Exercise description: Please give the count of lines holding the string "capacities" and nothing besides.

Entries with figure data
↓↓↓
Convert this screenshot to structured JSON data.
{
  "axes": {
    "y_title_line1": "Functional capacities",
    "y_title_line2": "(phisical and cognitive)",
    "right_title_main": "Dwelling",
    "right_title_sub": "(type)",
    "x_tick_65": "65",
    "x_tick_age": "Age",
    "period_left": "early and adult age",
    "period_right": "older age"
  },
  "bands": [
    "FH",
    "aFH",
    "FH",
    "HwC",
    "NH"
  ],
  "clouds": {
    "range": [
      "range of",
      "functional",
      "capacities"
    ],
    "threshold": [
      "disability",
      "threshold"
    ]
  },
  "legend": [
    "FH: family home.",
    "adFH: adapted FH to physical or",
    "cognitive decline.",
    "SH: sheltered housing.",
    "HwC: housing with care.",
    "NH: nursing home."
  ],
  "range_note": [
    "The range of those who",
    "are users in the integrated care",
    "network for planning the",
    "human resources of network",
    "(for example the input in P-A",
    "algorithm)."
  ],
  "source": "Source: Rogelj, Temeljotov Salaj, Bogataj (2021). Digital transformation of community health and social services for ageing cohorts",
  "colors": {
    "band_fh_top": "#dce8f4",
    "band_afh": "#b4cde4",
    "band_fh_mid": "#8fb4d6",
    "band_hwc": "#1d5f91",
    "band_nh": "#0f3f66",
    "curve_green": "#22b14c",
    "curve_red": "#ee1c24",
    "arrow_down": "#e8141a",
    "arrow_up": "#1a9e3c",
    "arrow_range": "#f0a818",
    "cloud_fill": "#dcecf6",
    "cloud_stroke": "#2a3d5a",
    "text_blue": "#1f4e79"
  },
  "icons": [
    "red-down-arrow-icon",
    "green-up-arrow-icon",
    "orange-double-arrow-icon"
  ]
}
↑↑↑
↓↓↓
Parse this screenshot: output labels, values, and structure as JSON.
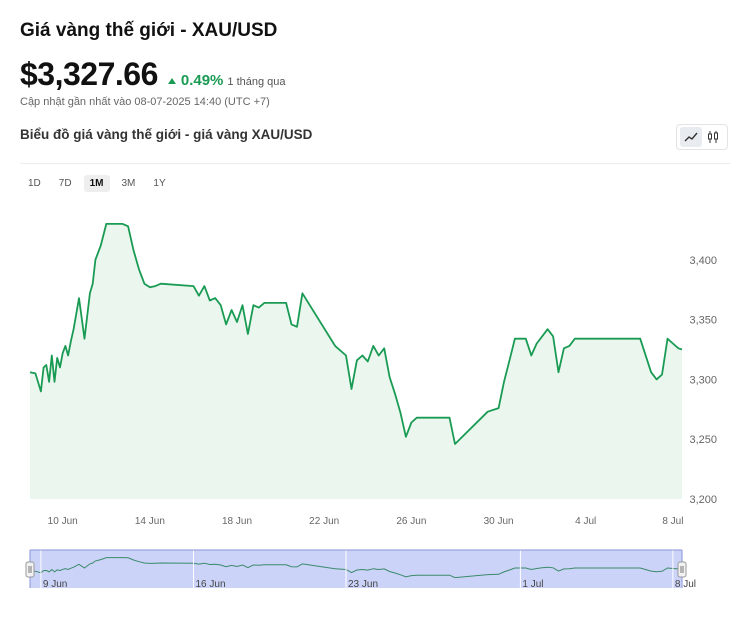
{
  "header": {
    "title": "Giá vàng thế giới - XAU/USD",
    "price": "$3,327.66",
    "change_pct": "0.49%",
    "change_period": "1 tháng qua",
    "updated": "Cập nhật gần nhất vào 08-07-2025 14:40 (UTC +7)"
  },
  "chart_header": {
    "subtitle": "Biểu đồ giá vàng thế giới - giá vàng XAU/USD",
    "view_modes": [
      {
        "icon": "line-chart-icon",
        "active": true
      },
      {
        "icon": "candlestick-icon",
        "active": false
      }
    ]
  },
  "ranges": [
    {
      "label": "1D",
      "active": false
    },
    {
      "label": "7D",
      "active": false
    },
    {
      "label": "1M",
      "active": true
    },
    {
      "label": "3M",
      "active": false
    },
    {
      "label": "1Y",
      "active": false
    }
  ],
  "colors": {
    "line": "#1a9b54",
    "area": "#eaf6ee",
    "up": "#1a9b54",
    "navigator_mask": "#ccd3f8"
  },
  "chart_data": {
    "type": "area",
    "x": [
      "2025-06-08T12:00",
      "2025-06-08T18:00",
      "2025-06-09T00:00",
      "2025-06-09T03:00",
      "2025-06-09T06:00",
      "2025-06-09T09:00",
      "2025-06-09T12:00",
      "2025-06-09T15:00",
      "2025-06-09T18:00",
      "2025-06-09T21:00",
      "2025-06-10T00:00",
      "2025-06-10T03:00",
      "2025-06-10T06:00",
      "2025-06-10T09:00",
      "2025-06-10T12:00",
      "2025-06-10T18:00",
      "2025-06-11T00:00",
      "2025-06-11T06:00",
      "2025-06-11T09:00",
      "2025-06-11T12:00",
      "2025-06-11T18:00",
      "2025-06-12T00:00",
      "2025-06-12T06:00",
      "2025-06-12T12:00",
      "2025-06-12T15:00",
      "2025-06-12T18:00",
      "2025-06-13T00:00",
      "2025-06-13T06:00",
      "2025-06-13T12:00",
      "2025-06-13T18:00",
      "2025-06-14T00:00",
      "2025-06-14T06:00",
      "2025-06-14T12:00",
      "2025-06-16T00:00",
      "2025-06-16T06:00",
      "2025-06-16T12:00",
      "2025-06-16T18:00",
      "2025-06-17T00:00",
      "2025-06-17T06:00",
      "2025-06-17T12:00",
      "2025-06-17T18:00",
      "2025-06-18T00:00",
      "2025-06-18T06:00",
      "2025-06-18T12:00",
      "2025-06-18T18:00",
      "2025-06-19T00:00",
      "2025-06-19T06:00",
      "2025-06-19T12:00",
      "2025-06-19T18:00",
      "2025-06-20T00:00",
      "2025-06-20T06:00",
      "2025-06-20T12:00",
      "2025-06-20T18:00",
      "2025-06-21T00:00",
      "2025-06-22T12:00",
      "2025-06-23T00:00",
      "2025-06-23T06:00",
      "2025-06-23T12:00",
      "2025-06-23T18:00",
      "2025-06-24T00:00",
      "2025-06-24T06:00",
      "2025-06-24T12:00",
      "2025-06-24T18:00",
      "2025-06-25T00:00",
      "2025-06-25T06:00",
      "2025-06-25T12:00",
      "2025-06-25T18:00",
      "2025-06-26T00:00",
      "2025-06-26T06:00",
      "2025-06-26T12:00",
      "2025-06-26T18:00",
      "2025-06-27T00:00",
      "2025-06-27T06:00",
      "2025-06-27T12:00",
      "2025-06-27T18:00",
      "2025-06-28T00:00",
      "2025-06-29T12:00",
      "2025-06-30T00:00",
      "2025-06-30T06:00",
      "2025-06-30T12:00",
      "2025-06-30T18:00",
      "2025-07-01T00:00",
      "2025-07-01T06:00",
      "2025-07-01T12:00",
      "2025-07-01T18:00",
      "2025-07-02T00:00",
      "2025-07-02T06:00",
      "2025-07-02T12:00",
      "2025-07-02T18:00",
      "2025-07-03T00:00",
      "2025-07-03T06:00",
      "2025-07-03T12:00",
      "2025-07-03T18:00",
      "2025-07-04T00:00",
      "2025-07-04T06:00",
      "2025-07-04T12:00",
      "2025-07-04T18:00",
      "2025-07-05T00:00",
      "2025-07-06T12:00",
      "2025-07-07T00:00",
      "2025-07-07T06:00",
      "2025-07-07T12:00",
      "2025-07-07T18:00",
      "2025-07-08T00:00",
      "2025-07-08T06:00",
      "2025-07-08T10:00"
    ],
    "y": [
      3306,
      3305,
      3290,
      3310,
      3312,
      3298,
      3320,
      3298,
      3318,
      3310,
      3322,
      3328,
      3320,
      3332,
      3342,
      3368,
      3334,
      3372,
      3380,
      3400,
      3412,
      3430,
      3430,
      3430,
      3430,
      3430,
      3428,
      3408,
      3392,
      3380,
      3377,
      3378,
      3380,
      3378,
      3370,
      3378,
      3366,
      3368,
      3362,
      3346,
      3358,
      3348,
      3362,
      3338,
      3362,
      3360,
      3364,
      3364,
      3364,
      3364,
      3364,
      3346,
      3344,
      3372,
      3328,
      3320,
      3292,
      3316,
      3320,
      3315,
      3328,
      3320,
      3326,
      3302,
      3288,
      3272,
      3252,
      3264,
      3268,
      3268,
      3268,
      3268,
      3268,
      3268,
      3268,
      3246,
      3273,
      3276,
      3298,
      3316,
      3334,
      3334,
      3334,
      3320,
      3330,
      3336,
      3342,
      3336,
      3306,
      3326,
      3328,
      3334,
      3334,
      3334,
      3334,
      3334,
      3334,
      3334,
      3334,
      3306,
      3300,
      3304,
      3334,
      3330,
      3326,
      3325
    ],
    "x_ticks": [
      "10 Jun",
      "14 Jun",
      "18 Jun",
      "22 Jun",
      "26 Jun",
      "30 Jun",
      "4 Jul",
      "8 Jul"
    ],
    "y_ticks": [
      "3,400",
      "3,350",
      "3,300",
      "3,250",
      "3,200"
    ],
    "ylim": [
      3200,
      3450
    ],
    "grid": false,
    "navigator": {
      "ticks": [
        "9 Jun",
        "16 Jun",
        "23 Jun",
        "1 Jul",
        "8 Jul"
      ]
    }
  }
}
↑↑↑
Final answer: 2